* _Exercise aim_
Repeat each line of the material below exactly as it appears, minus any pictures.

------------

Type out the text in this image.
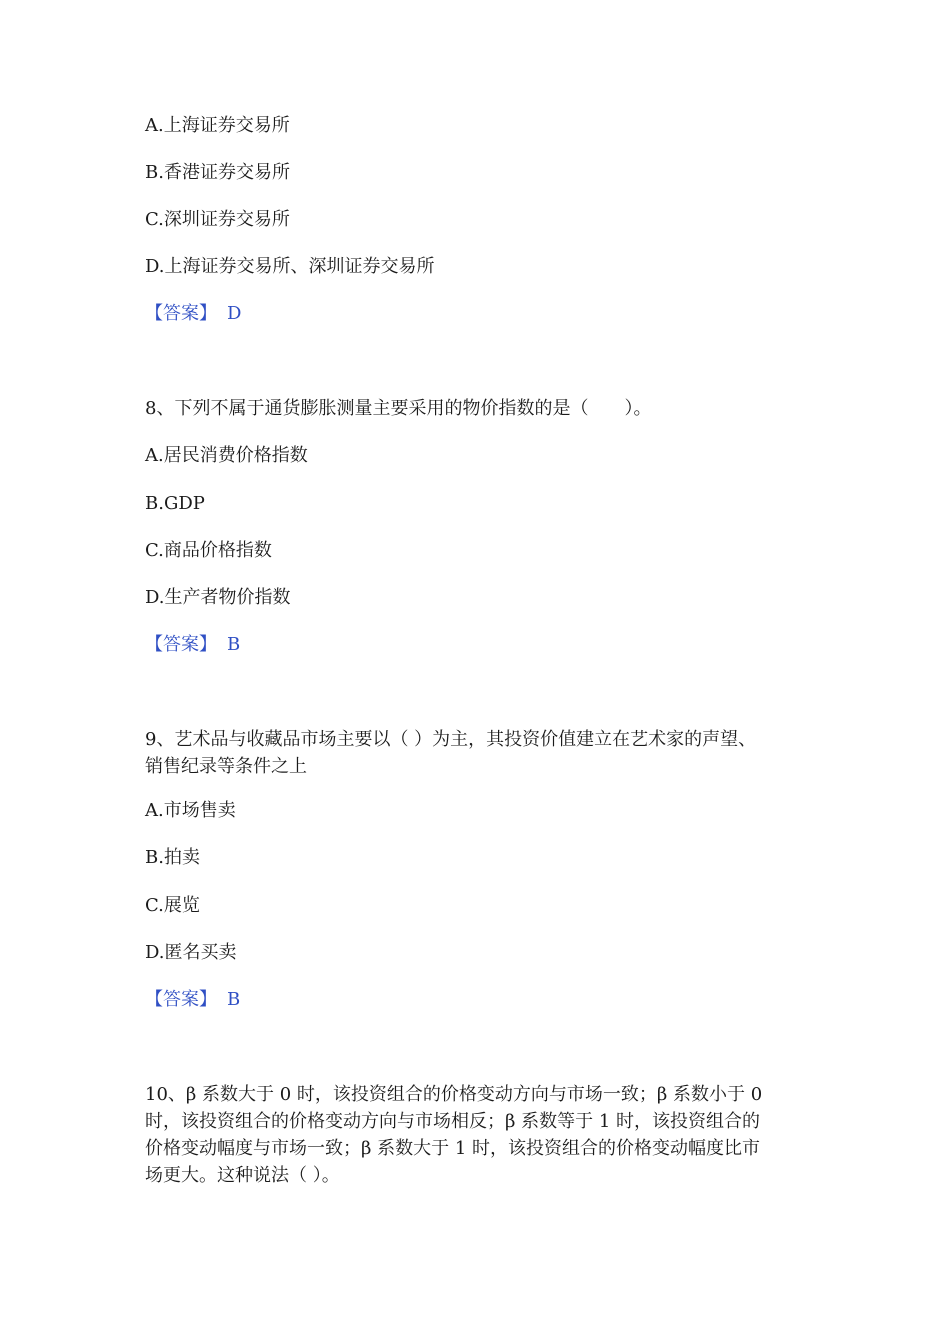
A.上海证券交易所
B.香港证券交易所
C.深圳证券交易所
D.上海证券交易所、深圳证券交易所
【答案】 D
8、下列不属于通货膨胀测量主要采用的物价指数的是（　　）。
A.居民消费价格指数
B.GDP
C.商品价格指数
D.生产者物价指数
【答案】 B
9、艺术品与收藏品市场主要以（ ）为主，其投资价值建立在艺术家的声望、
销售纪录等条件之上
A.市场售卖
B.拍卖
C.展览
D.匿名买卖
【答案】 B
10、β 系数大于 0 时，该投资组合的价格变动方向与市场一致；β 系数小于 0
时，该投资组合的价格变动方向与市场相反；β 系数等于 1 时，该投资组合的
价格变动幅度与市场一致；β 系数大于 1 时，该投资组合的价格变动幅度比市
场更大。这种说法（ ）。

------------

* _Exercise response_
Type out the text in this image.
A.上海证券交易所
B.香港证券交易所
C.深圳证券交易所
D.上海证券交易所、深圳证券交易所
【答案】 D
8、下列不属于通货膨胀测量主要采用的物价指数的是（　　）。
A.居民消费价格指数
B.GDP
C.商品价格指数
D.生产者物价指数
【答案】 B
9、艺术品与收藏品市场主要以（ ）为主，其投资价值建立在艺术家的声望、
销售纪录等条件之上
A.市场售卖
B.拍卖
C.展览
D.匿名买卖
【答案】 B
10、β 系数大于 0 时，该投资组合的价格变动方向与市场一致；β 系数小于 0
时，该投资组合的价格变动方向与市场相反；β 系数等于 1 时，该投资组合的
价格变动幅度与市场一致；β 系数大于 1 时，该投资组合的价格变动幅度比市
场更大。这种说法（ ）。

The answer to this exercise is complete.